--- BEGIN ---
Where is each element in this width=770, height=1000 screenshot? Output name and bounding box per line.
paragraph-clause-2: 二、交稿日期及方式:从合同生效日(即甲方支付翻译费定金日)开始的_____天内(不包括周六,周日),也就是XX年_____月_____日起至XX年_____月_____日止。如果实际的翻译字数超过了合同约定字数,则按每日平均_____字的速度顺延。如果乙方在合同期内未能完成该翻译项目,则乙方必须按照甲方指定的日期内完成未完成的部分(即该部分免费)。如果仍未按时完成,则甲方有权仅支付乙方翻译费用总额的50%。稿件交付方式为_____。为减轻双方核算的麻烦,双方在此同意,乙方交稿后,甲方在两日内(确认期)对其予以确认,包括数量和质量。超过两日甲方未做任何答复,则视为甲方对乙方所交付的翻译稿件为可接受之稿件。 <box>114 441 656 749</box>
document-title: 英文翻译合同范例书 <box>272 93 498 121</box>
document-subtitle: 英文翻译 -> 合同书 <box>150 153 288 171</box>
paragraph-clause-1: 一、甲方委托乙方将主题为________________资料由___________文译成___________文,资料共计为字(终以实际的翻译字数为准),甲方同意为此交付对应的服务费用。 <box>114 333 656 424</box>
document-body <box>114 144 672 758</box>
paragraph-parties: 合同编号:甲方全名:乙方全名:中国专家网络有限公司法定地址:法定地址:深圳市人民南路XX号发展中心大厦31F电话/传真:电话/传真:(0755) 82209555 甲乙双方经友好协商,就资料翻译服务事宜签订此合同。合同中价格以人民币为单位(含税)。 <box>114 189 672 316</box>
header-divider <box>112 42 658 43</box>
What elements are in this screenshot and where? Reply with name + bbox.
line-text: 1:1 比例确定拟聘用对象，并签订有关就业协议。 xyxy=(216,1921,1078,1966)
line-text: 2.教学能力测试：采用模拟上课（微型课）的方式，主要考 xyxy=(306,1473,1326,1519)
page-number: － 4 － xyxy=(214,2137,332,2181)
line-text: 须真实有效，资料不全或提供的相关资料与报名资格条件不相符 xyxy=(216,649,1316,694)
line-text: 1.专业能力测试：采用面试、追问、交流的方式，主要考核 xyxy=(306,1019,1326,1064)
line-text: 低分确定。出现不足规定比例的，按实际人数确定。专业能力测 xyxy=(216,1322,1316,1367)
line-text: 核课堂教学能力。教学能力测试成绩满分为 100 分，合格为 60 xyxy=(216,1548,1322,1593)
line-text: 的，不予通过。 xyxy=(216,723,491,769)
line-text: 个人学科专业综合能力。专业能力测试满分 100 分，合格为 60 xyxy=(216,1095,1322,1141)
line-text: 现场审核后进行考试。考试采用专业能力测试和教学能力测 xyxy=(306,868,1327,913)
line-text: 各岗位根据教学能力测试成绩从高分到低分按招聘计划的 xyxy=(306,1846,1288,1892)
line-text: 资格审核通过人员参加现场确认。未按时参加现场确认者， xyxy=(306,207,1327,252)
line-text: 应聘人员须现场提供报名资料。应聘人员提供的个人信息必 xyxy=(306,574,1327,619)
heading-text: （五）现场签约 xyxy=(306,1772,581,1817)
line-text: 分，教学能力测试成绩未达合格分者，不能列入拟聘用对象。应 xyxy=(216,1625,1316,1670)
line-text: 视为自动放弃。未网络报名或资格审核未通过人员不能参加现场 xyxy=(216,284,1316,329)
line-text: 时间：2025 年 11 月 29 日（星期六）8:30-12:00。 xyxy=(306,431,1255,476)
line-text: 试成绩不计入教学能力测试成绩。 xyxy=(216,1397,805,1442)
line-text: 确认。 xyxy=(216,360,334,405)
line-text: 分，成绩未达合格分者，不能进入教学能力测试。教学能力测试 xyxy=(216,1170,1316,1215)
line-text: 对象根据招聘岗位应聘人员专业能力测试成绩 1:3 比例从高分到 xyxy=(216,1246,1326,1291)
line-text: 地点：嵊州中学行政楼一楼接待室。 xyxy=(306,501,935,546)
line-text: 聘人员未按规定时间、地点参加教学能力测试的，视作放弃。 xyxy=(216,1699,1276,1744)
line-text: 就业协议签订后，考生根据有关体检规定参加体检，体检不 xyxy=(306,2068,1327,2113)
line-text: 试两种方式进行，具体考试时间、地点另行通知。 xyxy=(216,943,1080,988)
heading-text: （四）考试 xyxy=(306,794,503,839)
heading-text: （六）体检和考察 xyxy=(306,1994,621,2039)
--- END ---
> _What this task involves_:
Write out every line of the records above unchanged, from the first record through the last.

> _Solution to the exercise_:
Where is each element in this width=770, height=1000 screenshot? Output name and bounding box per line.
paragraph-clause-2: 二、交稿日期及方式:从合同生效日(即甲方支付翻译费定金日)开始的_____天内(不包括周六,周日),也就是XX年_____月_____日起至XX年_____月_____日止。如果实际的翻译字数超过了合同约定字数,则按每日平均_____字的速度顺延。如果乙方在合同期内未能完成该翻译项目,则乙方必须按照甲方指定的日期内完成未完成的部分(即该部分免费)。如果仍未按时完成,则甲方有权仅支付乙方翻译费用总额的50%。稿件交付方式为_____。为减轻双方核算的麻烦,双方在此同意,乙方交稿后,甲方在两日内(确认期)对其予以确认,包括数量和质量。超过两日甲方未做任何答复,则视为甲方对乙方所交付的翻译稿件为可接受之稿件。 <box>114 441 656 749</box>
document-title: 英文翻译合同范例书 <box>272 93 498 121</box>
document-subtitle: 英文翻译 -> 合同书 <box>150 153 288 171</box>
paragraph-clause-1: 一、甲方委托乙方将主题为________________资料由___________文译成___________文,资料共计为字(终以实际的翻译字数为准),甲方同意为此交付对应的服务费用。 <box>114 333 656 424</box>
document-body <box>114 144 672 758</box>
paragraph-parties: 合同编号:甲方全名:乙方全名:中国专家网络有限公司法定地址:法定地址:深圳市人民南路XX号发展中心大厦31F电话/传真:电话/传真:(0755) 82209555 甲乙双方经友好协商,就资料翻译服务事宜签订此合同。合同中价格以人民币为单位(含税)。 <box>114 189 672 316</box>
header-divider <box>112 42 658 43</box>
What elements are in this screenshot and where? Reply with name + bbox.
line-text: 1:1 比例确定拟聘用对象，并签订有关就业协议。 xyxy=(216,1921,1078,1966)
line-text: 2.教学能力测试：采用模拟上课（微型课）的方式，主要考 xyxy=(306,1473,1326,1519)
page-number: － 4 － xyxy=(214,2137,332,2181)
line-text: 须真实有效，资料不全或提供的相关资料与报名资格条件不相符 xyxy=(216,649,1316,694)
line-text: 1.专业能力测试：采用面试、追问、交流的方式，主要考核 xyxy=(306,1019,1326,1064)
line-text: 低分确定。出现不足规定比例的，按实际人数确定。专业能力测 xyxy=(216,1322,1316,1367)
line-text: 核课堂教学能力。教学能力测试成绩满分为 100 分，合格为 60 xyxy=(216,1548,1322,1593)
line-text: 的，不予通过。 xyxy=(216,723,491,769)
line-text: 个人学科专业综合能力。专业能力测试满分 100 分，合格为 60 xyxy=(216,1095,1322,1141)
line-text: 现场审核后进行考试。考试采用专业能力测试和教学能力测 xyxy=(306,868,1327,913)
line-text: 各岗位根据教学能力测试成绩从高分到低分按招聘计划的 xyxy=(306,1846,1288,1892)
line-text: 资格审核通过人员参加现场确认。未按时参加现场确认者， xyxy=(306,207,1327,252)
line-text: 应聘人员须现场提供报名资料。应聘人员提供的个人信息必 xyxy=(306,574,1327,619)
heading-text: （五）现场签约 xyxy=(306,1772,581,1817)
line-text: 分，教学能力测试成绩未达合格分者，不能列入拟聘用对象。应 xyxy=(216,1625,1316,1670)
line-text: 视为自动放弃。未网络报名或资格审核未通过人员不能参加现场 xyxy=(216,284,1316,329)
line-text: 时间：2025 年 11 月 29 日（星期六）8:30-12:00。 xyxy=(306,431,1255,476)
line-text: 试成绩不计入教学能力测试成绩。 xyxy=(216,1397,805,1442)
line-text: 确认。 xyxy=(216,360,334,405)
line-text: 分，成绩未达合格分者，不能进入教学能力测试。教学能力测试 xyxy=(216,1170,1316,1215)
line-text: 对象根据招聘岗位应聘人员专业能力测试成绩 1:3 比例从高分到 xyxy=(216,1246,1326,1291)
line-text: 地点：嵊州中学行政楼一楼接待室。 xyxy=(306,501,935,546)
line-text: 聘人员未按规定时间、地点参加教学能力测试的，视作放弃。 xyxy=(216,1699,1276,1744)
line-text: 就业协议签订后，考生根据有关体检规定参加体检，体检不 xyxy=(306,2068,1327,2113)
line-text: 试两种方式进行，具体考试时间、地点另行通知。 xyxy=(216,943,1080,988)
heading-text: （四）考试 xyxy=(306,794,503,839)
heading-text: （六）体检和考察 xyxy=(306,1994,621,2039)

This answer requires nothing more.